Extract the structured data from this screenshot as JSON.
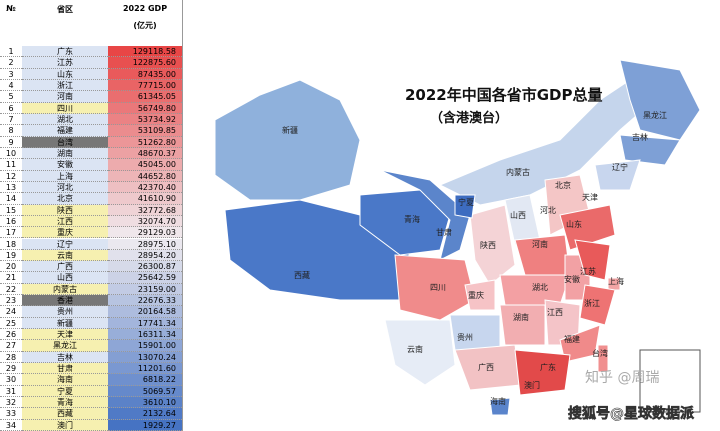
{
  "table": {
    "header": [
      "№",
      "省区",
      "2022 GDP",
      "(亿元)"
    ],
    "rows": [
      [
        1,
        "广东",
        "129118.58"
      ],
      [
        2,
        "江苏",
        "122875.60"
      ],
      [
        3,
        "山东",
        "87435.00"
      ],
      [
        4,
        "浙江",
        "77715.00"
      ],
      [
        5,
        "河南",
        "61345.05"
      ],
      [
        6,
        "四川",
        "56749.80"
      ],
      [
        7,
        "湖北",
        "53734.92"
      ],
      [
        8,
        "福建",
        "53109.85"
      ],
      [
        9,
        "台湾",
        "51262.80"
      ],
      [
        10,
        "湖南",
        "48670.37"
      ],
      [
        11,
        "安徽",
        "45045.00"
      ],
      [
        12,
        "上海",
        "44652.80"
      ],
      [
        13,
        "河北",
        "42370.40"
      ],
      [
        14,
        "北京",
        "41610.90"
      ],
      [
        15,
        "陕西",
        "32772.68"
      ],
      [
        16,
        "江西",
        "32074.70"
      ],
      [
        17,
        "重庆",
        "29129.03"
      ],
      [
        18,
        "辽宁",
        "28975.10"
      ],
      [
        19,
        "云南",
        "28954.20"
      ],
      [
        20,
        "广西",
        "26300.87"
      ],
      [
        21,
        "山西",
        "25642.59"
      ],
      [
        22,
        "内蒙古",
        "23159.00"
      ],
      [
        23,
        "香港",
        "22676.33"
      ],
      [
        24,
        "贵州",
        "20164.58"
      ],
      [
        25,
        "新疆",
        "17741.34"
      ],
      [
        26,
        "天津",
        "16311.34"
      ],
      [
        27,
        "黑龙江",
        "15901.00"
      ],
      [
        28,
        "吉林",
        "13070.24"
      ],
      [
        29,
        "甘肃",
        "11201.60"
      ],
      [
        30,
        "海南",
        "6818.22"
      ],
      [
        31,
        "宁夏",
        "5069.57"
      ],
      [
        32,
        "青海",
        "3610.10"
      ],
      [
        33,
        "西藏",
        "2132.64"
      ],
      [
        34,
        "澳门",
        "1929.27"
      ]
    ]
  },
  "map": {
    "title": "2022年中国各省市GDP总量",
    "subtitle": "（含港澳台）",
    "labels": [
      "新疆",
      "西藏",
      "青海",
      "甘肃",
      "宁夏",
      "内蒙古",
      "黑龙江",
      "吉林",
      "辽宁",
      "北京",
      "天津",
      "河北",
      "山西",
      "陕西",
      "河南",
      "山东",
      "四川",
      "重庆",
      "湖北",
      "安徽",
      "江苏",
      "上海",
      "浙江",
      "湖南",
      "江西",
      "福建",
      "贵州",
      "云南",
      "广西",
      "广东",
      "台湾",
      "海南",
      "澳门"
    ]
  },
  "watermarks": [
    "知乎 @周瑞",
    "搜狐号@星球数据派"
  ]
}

* Direction *
Drop the images and quote the entries word for word.

* Expected output *
Extract the structured data from this screenshot as JSON.
{
  "table": {
    "header": [
      "№",
      "省区",
      "2022 GDP",
      "(亿元)"
    ],
    "rows": [
      [
        1,
        "广东",
        "129118.58"
      ],
      [
        2,
        "江苏",
        "122875.60"
      ],
      [
        3,
        "山东",
        "87435.00"
      ],
      [
        4,
        "浙江",
        "77715.00"
      ],
      [
        5,
        "河南",
        "61345.05"
      ],
      [
        6,
        "四川",
        "56749.80"
      ],
      [
        7,
        "湖北",
        "53734.92"
      ],
      [
        8,
        "福建",
        "53109.85"
      ],
      [
        9,
        "台湾",
        "51262.80"
      ],
      [
        10,
        "湖南",
        "48670.37"
      ],
      [
        11,
        "安徽",
        "45045.00"
      ],
      [
        12,
        "上海",
        "44652.80"
      ],
      [
        13,
        "河北",
        "42370.40"
      ],
      [
        14,
        "北京",
        "41610.90"
      ],
      [
        15,
        "陕西",
        "32772.68"
      ],
      [
        16,
        "江西",
        "32074.70"
      ],
      [
        17,
        "重庆",
        "29129.03"
      ],
      [
        18,
        "辽宁",
        "28975.10"
      ],
      [
        19,
        "云南",
        "28954.20"
      ],
      [
        20,
        "广西",
        "26300.87"
      ],
      [
        21,
        "山西",
        "25642.59"
      ],
      [
        22,
        "内蒙古",
        "23159.00"
      ],
      [
        23,
        "香港",
        "22676.33"
      ],
      [
        24,
        "贵州",
        "20164.58"
      ],
      [
        25,
        "新疆",
        "17741.34"
      ],
      [
        26,
        "天津",
        "16311.34"
      ],
      [
        27,
        "黑龙江",
        "15901.00"
      ],
      [
        28,
        "吉林",
        "13070.24"
      ],
      [
        29,
        "甘肃",
        "11201.60"
      ],
      [
        30,
        "海南",
        "6818.22"
      ],
      [
        31,
        "宁夏",
        "5069.57"
      ],
      [
        32,
        "青海",
        "3610.10"
      ],
      [
        33,
        "西藏",
        "2132.64"
      ],
      [
        34,
        "澳门",
        "1929.27"
      ]
    ]
  },
  "map": {
    "title": "2022年中国各省市GDP总量",
    "subtitle": "（含港澳台）",
    "labels": [
      "新疆",
      "西藏",
      "青海",
      "甘肃",
      "宁夏",
      "内蒙古",
      "黑龙江",
      "吉林",
      "辽宁",
      "北京",
      "天津",
      "河北",
      "山西",
      "陕西",
      "河南",
      "山东",
      "四川",
      "重庆",
      "湖北",
      "安徽",
      "江苏",
      "上海",
      "浙江",
      "湖南",
      "江西",
      "福建",
      "贵州",
      "云南",
      "广西",
      "广东",
      "台湾",
      "海南",
      "澳门"
    ]
  },
  "watermarks": [
    "知乎 @周瑞",
    "搜狐号@星球数据派"
  ]
}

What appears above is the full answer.